Given records ::
|---|
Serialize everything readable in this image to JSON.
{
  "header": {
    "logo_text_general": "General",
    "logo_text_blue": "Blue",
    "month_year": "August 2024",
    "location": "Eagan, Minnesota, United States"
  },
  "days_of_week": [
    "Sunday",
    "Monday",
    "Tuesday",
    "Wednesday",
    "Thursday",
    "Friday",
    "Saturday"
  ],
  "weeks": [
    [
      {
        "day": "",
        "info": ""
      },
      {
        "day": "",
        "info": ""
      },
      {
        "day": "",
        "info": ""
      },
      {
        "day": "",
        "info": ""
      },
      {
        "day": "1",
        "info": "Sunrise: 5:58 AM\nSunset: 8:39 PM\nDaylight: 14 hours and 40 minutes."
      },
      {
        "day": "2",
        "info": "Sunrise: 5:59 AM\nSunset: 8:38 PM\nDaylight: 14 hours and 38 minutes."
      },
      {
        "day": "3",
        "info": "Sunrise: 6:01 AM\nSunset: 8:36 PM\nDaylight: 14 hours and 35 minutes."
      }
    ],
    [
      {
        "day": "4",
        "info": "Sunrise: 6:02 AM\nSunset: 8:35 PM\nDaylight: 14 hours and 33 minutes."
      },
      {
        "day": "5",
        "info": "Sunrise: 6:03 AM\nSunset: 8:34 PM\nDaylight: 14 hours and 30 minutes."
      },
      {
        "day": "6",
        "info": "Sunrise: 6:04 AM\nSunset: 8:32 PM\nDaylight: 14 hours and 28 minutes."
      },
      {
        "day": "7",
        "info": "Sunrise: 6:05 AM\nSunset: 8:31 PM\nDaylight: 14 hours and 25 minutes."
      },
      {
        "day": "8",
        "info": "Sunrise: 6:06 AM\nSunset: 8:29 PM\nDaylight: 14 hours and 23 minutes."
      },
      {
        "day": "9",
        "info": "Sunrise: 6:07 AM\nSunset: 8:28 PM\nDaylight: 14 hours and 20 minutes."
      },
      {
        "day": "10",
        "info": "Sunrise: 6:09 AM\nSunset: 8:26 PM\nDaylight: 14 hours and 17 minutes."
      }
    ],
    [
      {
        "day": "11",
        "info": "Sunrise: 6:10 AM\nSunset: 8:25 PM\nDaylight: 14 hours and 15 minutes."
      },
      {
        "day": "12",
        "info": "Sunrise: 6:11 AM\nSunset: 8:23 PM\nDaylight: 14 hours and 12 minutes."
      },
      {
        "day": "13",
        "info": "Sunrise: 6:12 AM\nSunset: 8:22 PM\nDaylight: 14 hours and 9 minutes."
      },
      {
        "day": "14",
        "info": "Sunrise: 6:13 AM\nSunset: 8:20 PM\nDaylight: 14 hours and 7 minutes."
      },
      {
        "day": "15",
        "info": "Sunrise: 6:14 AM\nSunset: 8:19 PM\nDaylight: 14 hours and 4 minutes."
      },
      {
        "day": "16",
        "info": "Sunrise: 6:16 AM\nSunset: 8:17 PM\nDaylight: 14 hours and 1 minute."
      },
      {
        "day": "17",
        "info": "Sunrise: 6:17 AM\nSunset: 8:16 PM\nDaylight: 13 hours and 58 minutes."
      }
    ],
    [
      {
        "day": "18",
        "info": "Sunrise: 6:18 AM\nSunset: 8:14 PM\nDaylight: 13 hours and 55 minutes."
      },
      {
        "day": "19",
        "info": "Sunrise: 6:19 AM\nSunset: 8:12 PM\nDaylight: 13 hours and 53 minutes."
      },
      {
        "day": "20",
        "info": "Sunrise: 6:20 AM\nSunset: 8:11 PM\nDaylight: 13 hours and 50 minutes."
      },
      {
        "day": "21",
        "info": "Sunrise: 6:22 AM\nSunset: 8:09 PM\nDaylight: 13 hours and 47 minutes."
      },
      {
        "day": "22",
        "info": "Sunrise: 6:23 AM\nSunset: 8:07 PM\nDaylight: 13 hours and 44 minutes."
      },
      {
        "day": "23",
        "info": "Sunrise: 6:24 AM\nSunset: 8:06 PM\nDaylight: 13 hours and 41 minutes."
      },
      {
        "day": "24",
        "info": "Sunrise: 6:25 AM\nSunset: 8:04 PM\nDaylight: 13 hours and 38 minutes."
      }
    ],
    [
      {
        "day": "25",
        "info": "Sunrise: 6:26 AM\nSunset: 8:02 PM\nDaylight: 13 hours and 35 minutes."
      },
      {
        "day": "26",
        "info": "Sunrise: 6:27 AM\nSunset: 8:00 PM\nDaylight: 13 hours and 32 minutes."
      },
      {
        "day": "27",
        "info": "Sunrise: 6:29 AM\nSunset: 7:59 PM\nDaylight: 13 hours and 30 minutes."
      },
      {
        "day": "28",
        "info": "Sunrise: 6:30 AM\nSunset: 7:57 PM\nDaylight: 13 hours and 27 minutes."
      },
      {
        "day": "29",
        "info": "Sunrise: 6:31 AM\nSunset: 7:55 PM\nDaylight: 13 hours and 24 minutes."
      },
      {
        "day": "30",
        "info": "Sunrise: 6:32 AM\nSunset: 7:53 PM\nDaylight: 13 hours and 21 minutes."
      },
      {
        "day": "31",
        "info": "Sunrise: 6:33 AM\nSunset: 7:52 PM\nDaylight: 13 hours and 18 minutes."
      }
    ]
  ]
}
|---|
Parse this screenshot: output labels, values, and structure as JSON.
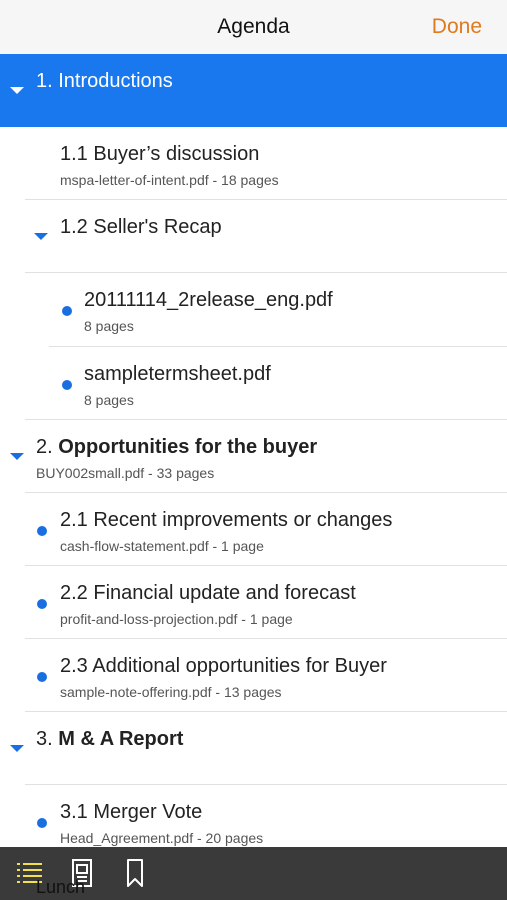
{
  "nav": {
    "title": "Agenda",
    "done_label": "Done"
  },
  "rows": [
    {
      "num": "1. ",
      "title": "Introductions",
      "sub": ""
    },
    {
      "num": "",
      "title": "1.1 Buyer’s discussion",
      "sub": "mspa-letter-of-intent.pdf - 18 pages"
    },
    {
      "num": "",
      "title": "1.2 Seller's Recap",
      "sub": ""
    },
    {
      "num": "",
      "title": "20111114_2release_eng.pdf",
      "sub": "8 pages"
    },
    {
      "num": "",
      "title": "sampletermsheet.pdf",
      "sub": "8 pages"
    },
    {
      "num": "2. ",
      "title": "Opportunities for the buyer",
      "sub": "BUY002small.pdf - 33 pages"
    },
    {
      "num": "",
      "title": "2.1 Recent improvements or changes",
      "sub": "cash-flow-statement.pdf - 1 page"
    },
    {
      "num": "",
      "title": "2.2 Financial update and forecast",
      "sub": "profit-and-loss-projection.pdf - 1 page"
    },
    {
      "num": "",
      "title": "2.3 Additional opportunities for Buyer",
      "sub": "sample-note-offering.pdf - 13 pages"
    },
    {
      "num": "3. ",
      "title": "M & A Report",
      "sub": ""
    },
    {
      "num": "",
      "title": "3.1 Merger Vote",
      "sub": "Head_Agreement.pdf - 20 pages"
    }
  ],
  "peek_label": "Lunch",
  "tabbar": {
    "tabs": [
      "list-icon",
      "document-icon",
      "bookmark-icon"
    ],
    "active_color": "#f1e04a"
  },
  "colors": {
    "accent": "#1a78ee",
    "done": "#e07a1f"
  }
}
|---|
The request ::
Report only the number of lines that hold the word "icon".

Expected answer ::
3